Return the entries below verbatim. Pictures stay out.
───
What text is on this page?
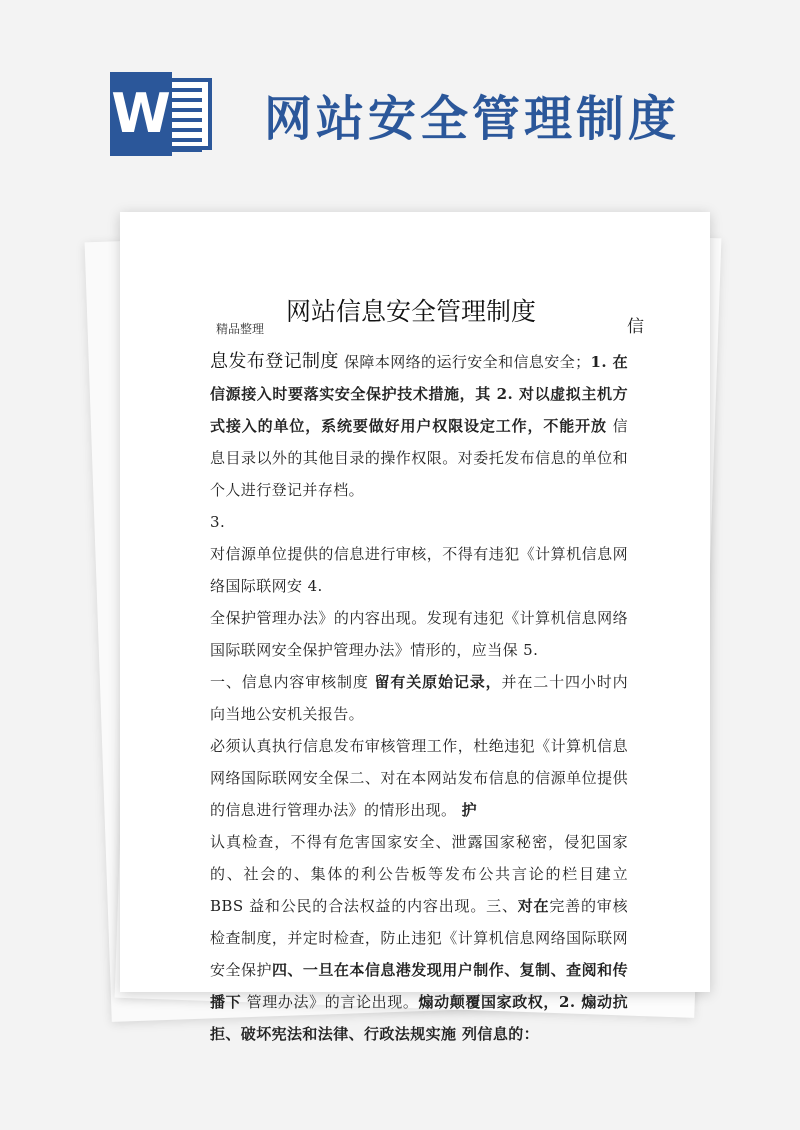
W 网站安全管理制度
精品整理
网站信息安全管理制度
信

息发布登记制度 保障本网络的运行安全和信息安全；1. 在信源接入时要落实安全保护技术措施，其 2. 对以虚拟主机方式接入的单位，系统要做好用户权限设定工作，不能开放 信息目录以外的其他目录的操作权限。对委托发布信息的单位和个人进行登记并存档。

3.

对信源单位提供的信息进行审核，不得有违犯《计算机信息网络国际联网安 4.

全保护管理办法》的内容出现。发现有违犯《计算机信息网络国际联网安全保护管理办法》情形的，应当保 5.

一、信息内容审核制度 留有关原始记录，并在二十四小时内向当地公安机关报告。

必须认真执行信息发布审核管理工作，杜绝违犯《计算机信息网络国际联网安全保二、对在本网站发布信息的信源单位提供的信息进行管理办法》的情形出现。 护

认真检查，不得有危害国家安全、泄露国家秘密，侵犯国家的、社会的、集体的利公告板等发布公共言论的栏目建立 BBS 益和公民的合法权益的内容出现。三、对在完善的审核检查制度，并定时检查，防止违犯《计算机信息网络国际联网安全保护四、一旦在本信息港发现用户制作、复制、查阅和传播下 管理办法》的言论出现。煽动颠覆国家政权，2. 煽动抗拒、破坏宪法和法律、行政法规实施 列信息的：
───
EXERCISE SOLUTION:
What text is on this page?
W 网站安全管理制度
精品整理
网站信息安全管理制度
信

息发布登记制度 保障本网络的运行安全和信息安全；1. 在信源接入时要落实安全保护技术措施，其 2. 对以虚拟主机方式接入的单位，系统要做好用户权限设定工作，不能开放 信息目录以外的其他目录的操作权限。对委托发布信息的单位和个人进行登记并存档。

3.

对信源单位提供的信息进行审核，不得有违犯《计算机信息网络国际联网安 4.

全保护管理办法》的内容出现。发现有违犯《计算机信息网络国际联网安全保护管理办法》情形的，应当保 5.

一、信息内容审核制度 留有关原始记录，并在二十四小时内向当地公安机关报告。

必须认真执行信息发布审核管理工作，杜绝违犯《计算机信息网络国际联网安全保二、对在本网站发布信息的信源单位提供的信息进行管理办法》的情形出现。 护

认真检查，不得有危害国家安全、泄露国家秘密，侵犯国家的、社会的、集体的利公告板等发布公共言论的栏目建立 BBS 益和公民的合法权益的内容出现。三、对在完善的审核检查制度，并定时检查，防止违犯《计算机信息网络国际联网安全保护四、一旦在本信息港发现用户制作、复制、查阅和传播下 管理办法》的言论出现。煽动颠覆国家政权，2. 煽动抗拒、破坏宪法和法律、行政法规实施 列信息的：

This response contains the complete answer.